§ Goal: List each line of the data in which the string "artifact" appears.
# Start of Given records
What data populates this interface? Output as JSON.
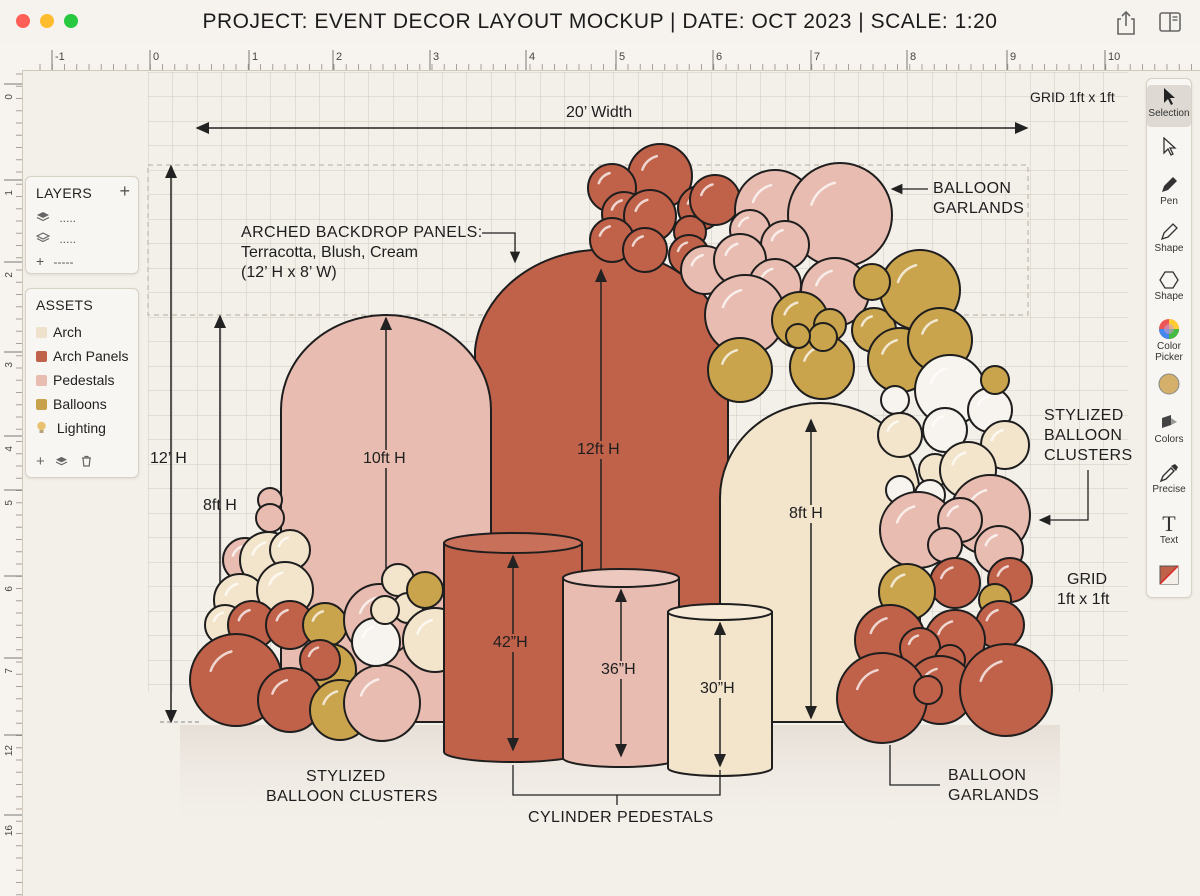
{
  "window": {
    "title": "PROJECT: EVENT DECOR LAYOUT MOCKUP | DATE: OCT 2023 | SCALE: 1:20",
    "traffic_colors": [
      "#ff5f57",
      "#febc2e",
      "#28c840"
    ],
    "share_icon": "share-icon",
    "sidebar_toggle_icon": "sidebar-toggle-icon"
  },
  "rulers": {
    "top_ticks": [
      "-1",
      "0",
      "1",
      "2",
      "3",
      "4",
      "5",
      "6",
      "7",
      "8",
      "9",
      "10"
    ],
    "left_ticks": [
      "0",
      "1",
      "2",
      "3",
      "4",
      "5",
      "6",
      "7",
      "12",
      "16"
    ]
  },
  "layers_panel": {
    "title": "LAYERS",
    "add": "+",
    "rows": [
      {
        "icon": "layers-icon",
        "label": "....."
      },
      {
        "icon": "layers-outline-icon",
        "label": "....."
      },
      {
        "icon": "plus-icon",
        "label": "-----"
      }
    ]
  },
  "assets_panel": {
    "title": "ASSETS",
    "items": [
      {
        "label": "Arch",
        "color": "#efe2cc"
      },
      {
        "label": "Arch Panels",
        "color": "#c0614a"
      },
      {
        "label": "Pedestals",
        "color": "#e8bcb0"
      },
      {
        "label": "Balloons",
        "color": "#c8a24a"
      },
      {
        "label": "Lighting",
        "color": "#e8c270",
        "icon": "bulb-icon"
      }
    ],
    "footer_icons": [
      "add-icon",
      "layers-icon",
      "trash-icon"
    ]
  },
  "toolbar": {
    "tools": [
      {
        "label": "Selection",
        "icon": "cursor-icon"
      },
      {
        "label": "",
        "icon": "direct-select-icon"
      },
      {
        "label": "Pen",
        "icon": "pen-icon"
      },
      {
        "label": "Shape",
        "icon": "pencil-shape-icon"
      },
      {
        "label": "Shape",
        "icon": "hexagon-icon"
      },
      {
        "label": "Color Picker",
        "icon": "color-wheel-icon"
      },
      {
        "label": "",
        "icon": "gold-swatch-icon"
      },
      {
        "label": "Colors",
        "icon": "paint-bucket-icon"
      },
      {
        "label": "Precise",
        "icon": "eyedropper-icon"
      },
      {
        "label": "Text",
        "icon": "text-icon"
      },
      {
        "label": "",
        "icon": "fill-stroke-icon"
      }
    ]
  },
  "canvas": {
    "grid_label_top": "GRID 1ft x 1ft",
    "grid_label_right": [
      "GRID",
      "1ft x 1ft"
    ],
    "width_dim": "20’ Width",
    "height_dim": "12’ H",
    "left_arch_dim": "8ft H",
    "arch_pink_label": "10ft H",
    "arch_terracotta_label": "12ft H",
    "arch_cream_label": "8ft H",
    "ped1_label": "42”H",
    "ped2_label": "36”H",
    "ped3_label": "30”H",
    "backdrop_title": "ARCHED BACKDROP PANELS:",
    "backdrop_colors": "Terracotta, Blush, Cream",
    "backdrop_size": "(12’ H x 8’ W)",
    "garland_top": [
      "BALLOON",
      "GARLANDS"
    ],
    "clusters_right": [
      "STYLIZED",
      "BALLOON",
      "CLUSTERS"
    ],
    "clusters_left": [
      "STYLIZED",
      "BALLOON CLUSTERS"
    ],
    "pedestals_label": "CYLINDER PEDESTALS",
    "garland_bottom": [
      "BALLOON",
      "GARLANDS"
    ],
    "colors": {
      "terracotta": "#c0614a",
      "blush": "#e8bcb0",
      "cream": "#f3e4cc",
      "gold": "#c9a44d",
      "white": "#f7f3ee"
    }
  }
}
# End of Given records
# Start of Given records
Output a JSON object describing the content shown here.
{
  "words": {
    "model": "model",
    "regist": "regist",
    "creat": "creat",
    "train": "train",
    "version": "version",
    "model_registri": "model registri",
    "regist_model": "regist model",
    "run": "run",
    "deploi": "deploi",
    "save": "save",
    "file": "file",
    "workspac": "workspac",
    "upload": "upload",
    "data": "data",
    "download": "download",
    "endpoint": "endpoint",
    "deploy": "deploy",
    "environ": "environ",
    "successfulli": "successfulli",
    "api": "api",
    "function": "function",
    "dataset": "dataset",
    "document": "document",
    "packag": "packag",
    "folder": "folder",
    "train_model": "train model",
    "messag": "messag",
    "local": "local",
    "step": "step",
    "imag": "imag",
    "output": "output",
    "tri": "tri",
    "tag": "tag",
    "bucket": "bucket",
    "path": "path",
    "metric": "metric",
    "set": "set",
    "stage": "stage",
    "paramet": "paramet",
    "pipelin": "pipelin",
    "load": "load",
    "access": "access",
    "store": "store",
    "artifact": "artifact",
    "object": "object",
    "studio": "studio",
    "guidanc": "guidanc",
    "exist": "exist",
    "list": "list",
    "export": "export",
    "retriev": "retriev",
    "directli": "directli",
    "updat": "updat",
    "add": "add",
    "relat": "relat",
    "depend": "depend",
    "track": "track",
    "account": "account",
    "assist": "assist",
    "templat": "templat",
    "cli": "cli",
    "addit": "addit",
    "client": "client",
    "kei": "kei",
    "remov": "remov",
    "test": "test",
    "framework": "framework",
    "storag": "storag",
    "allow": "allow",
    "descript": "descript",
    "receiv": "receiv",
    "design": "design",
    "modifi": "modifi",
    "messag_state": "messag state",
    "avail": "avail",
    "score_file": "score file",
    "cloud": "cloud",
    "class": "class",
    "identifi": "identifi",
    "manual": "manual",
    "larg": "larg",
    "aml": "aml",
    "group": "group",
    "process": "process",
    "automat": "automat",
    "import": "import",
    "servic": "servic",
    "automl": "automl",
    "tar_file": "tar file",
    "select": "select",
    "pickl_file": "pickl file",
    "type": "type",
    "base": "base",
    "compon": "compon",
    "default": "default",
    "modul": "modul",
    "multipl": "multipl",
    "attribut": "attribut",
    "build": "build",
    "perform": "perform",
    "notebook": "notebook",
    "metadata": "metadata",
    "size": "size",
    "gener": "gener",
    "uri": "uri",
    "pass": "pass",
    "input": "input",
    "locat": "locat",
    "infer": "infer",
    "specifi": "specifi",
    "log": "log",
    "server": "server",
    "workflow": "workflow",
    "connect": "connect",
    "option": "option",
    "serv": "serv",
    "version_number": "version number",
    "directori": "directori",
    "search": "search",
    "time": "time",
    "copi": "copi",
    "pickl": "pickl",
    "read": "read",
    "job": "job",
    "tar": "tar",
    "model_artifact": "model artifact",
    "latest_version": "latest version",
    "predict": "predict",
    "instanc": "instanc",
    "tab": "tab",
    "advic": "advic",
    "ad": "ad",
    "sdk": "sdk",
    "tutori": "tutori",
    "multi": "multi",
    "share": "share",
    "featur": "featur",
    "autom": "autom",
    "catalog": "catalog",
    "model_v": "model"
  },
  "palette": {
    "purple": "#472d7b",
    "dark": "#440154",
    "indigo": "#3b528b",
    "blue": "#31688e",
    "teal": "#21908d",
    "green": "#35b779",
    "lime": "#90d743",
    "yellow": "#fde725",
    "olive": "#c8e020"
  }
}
# End of Given records
§ Task response:
    "artifact": "artifact",
    "model_artifact": "model artifact",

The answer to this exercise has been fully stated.